### Aim
Copy each line of the material below that includes the string "расчёт".

Stored data:
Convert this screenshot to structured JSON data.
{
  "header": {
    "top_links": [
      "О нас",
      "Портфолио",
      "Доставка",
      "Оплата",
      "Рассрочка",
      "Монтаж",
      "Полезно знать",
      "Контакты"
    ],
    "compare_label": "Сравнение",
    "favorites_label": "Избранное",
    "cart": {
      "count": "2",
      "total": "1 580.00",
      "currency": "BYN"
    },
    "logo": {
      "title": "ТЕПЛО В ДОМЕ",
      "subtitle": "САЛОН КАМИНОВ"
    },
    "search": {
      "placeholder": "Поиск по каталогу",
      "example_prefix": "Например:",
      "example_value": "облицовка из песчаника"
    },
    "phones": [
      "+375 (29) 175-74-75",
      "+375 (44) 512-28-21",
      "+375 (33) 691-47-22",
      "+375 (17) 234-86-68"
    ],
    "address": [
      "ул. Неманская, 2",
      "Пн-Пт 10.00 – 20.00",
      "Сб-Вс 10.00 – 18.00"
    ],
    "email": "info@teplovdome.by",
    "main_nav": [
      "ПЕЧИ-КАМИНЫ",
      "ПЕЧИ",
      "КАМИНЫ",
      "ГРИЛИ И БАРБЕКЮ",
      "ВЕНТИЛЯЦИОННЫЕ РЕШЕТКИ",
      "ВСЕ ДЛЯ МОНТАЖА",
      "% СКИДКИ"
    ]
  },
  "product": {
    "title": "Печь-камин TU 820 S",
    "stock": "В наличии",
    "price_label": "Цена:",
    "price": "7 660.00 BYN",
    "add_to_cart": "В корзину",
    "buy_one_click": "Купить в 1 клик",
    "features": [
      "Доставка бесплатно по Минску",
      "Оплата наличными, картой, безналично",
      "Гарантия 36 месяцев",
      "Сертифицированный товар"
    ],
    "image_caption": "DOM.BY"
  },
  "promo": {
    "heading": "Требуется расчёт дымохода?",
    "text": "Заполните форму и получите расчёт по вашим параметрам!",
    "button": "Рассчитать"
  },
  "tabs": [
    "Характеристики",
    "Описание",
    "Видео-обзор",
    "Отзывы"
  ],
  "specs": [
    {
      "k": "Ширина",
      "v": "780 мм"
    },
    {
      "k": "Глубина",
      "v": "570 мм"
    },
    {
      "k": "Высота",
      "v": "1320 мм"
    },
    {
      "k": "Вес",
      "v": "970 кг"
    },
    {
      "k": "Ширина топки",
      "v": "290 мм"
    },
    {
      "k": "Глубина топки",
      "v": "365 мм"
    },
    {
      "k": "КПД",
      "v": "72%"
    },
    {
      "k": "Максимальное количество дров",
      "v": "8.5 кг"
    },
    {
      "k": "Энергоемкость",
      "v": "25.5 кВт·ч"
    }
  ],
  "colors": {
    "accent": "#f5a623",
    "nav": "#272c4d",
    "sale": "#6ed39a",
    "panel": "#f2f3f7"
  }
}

### The reply
    "heading": "Требуется расчёт дымохода?",
    "text": "Заполните форму и получите расчёт по вашим параметрам!",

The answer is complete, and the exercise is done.